═════ PASAJE PROPORCIONADO
En estas circunstancias, continuó prediciendo la victoria de los caldeos, con el resultado de que la ira de los príncipes se despertó contra él y fue arrojado al calabozo más repugnante. De ese calabozo fue liberado por intercesión de Ebed-melec, un eunuco etíope, que evidentemente estaba a favor de Sedequías. De nuevo, el rey buscó una entrevista con él, encargándole que no le ocultara nada sobre el futuro.

Jeremías le aconsejó encarecidamente que se sometiera a Babilonia, advirtiéndole que si no lo hacía, las mujeres de su casa acabarían por acumular reproches sobre él debido a la visitación que sobrevendría a la ciudad y al pueblo.
══════════
PREGUNTAS POR RESOLVER |
a - Transcriba literalmente un fragmento del texto sobre Jeremías y Sedequías: comience en las palabras que contienen "En estas circunstancias, continuó" y termine después de "y al pueblo.".
b - Según el texto sobre Jeremías y Sedequías, ¿qué era Ebed-melec?
c - Prosiga el texto sobre Jeremías y Sedequías a partir de su última oración.
═════ ENTRADAS MOSTRADAS
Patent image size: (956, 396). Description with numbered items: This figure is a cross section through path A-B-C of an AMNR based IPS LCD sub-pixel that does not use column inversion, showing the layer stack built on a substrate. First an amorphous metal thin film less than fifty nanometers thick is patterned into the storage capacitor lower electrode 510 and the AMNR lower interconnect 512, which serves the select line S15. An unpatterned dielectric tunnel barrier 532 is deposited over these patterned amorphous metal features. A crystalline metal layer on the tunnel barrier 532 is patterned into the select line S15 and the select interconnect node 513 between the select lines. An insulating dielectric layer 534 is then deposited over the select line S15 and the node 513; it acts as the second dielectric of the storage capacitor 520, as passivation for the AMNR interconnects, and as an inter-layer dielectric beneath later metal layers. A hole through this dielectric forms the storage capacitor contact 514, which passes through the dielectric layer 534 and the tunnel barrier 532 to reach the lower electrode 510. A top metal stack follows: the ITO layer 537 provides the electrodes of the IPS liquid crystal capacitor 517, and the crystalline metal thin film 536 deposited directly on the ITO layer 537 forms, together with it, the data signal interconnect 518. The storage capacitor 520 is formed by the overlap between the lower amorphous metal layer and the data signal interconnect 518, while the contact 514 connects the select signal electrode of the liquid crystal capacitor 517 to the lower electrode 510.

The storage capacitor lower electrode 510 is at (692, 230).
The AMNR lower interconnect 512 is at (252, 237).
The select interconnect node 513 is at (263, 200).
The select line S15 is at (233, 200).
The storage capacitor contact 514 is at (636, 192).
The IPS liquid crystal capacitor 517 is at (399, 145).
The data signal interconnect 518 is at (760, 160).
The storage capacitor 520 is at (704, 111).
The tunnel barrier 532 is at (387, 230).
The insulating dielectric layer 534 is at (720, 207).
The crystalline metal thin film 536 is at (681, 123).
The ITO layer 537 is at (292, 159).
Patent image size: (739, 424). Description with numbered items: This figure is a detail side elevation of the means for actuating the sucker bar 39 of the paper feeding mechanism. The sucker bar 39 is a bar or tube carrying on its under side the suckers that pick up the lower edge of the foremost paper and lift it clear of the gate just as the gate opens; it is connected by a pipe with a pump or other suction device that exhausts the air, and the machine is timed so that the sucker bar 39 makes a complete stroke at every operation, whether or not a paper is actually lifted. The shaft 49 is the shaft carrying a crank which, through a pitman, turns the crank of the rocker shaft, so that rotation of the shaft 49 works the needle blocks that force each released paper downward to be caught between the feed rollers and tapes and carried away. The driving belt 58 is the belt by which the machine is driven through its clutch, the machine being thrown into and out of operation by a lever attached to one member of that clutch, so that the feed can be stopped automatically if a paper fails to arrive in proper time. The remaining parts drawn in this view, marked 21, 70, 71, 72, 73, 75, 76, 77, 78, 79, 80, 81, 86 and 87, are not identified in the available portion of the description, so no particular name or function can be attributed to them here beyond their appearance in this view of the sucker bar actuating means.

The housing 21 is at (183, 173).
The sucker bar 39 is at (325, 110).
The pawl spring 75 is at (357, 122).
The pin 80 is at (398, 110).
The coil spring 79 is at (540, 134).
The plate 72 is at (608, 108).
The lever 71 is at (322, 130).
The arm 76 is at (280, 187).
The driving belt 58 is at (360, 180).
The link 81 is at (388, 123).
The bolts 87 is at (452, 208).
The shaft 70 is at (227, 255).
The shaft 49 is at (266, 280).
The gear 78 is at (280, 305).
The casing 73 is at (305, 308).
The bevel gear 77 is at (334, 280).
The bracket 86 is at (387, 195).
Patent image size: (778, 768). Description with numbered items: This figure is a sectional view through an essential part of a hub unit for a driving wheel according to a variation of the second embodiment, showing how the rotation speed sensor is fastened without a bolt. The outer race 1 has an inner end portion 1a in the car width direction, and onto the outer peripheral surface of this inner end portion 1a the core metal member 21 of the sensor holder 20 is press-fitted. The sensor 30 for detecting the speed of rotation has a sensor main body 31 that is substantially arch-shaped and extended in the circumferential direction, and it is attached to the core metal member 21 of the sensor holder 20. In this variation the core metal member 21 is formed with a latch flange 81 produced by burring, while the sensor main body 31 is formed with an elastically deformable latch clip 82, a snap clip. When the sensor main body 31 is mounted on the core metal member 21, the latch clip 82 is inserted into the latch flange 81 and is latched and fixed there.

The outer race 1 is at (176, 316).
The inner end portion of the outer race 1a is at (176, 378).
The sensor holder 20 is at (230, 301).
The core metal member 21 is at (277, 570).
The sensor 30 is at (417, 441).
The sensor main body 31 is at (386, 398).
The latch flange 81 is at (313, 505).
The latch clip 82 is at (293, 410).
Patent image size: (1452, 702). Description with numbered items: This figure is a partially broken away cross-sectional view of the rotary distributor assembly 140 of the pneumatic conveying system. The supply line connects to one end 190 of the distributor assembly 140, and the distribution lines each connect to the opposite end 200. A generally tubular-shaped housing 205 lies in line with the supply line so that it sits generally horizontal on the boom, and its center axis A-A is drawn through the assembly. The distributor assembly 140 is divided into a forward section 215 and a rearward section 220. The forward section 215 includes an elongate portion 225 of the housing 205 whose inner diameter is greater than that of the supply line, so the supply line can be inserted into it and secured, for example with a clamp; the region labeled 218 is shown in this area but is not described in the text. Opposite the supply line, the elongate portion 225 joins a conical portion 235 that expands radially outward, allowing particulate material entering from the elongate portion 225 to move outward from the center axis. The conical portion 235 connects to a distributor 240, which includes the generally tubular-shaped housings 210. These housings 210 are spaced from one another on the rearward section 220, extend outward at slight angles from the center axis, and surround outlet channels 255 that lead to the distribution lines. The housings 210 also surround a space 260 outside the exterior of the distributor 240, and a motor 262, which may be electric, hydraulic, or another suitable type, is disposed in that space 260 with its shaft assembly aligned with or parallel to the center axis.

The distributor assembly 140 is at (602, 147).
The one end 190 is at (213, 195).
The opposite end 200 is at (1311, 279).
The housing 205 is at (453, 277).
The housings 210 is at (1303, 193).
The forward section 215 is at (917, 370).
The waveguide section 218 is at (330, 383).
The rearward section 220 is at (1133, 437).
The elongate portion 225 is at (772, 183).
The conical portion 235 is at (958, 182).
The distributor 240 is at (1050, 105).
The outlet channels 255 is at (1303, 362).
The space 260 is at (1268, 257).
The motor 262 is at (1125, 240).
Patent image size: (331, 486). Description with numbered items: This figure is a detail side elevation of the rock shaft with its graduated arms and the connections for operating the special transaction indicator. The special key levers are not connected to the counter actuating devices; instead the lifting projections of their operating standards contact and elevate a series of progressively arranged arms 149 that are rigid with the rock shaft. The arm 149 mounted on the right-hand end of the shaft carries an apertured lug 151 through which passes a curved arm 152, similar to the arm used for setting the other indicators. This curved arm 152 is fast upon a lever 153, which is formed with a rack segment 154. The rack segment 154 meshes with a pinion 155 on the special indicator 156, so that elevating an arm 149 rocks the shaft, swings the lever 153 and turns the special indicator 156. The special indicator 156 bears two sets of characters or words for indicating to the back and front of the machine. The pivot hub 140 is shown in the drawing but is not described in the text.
══════════
RESULTADOS ESPERADOS |
a -
En estas circunstancias, continuó prediciendo la victoria de los caldeos, con el resultado de que la ira de los príncipes se despertó contra él y fue arrojado al calabozo más repugnante. De ese calabozo fue liberado por intercesión de Ebed-melec, un eunuco etíope, que evidentemente estaba a favor de Sedequías. De nuevo, el rey buscó una entrevista con él, encargándole que no le ocultara nada sobre el futuro.

Jeremías le aconsejó encarecidamente que se sometiera a Babilonia, advirtiéndole que si no lo hacía, las mujeres de su casa acabarían por acumular reproches sobre él debido a la visitación que sobrevendría a la ciudad y al pueblo.

b - Un eunuco etíope.

c -
Nada está más marcado a lo largo de toda esta historia que la lealtad absoluta e inquebrantable de Jeremías al mensaje de juicio que fue llamado a entregar. En la hora en que parecía que no se podía cumplir porque el ejército caldeo había abandonado temporalmente el barrio, a pesar de la airada oposición de los príncipes y su sufrimiento, y a pesar de todas las tentaciones creadas por su acceso al rey, nunca se desvió.

Por muy clara que a veces fuera su visión de una restauración definitiva del pueblo por parte de Jehová, sabía que en ese momento el castigo estaba en el propósito de Dios del cual no podía escapar; sin embargo, ni por un momento intentó ocultar el hecho.